▸ Items from a data source:

□ □ □ □

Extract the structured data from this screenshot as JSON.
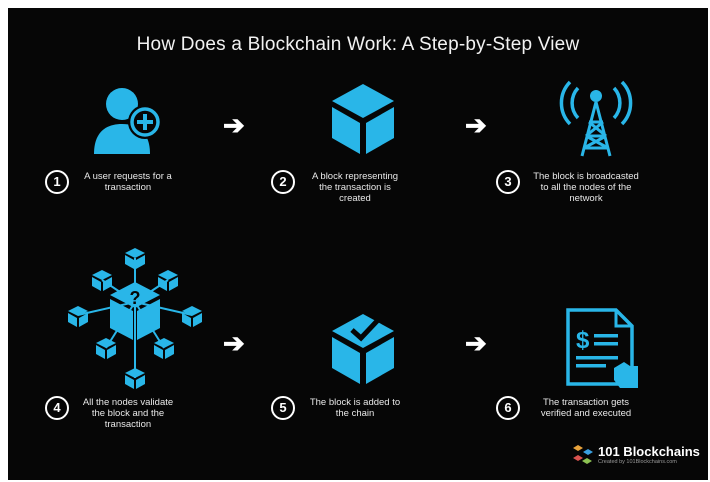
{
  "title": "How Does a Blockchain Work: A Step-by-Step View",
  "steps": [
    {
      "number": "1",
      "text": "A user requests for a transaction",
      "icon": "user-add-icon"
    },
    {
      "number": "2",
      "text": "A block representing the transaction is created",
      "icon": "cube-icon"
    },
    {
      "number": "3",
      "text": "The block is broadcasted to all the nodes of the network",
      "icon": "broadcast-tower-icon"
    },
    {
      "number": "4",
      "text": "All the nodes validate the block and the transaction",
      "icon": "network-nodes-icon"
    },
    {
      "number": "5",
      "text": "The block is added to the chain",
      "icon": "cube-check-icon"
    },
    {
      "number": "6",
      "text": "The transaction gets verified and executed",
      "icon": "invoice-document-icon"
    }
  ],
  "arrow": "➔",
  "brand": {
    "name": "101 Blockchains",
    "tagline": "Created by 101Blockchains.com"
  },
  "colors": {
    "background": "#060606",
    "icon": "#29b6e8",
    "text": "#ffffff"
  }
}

□ □ □ □

▸ PROBLEM TO WORK ON: Retype the entries word for word. Omit any images.

▸ TASK OUTPUT:
Extract the structured data from this screenshot as JSON.
{
  "title": "How Does a Blockchain Work: A Step-by-Step View",
  "steps": [
    {
      "number": "1",
      "text": "A user requests for a transaction",
      "icon": "user-add-icon"
    },
    {
      "number": "2",
      "text": "A block representing the transaction is created",
      "icon": "cube-icon"
    },
    {
      "number": "3",
      "text": "The block is broadcasted to all the nodes of the network",
      "icon": "broadcast-tower-icon"
    },
    {
      "number": "4",
      "text": "All the nodes validate the block and the transaction",
      "icon": "network-nodes-icon"
    },
    {
      "number": "5",
      "text": "The block is added to the chain",
      "icon": "cube-check-icon"
    },
    {
      "number": "6",
      "text": "The transaction gets verified and executed",
      "icon": "invoice-document-icon"
    }
  ],
  "arrow": "➔",
  "brand": {
    "name": "101 Blockchains",
    "tagline": "Created by 101Blockchains.com"
  },
  "colors": {
    "background": "#060606",
    "icon": "#29b6e8",
    "text": "#ffffff"
  }
}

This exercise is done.